**GIVEN EXERCISE**
Each entry needs to be restated exactly as written.

**DATA PROVIDED**

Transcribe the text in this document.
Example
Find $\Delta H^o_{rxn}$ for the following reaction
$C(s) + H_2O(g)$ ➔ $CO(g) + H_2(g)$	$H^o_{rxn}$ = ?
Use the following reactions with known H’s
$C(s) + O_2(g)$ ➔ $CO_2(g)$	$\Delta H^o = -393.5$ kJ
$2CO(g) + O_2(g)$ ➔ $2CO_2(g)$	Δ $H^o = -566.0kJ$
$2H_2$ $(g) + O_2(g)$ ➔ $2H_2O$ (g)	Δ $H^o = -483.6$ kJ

**CORRECT OUTPUT**
Transcribe the text in this document.
Example
Find $\Delta H^o_{rxn}$ for the following reaction
$C(s) + H_2O(g)$ ➔ $CO(g) + H_2(g)$	$H^o_{rxn}$ = ?
Use the following reactions with known H’s
$C(s) + O_2(g)$ ➔ $CO_2(g)$	$\Delta H^o = -393.5$ kJ
$2CO(g) + O_2(g)$ ➔ $2CO_2(g)$	Δ $H^o = -566.0kJ$
$2H_2$ $(g) + O_2(g)$ ➔ $2H_2O$ (g)	Δ $H^o = -483.6$ kJ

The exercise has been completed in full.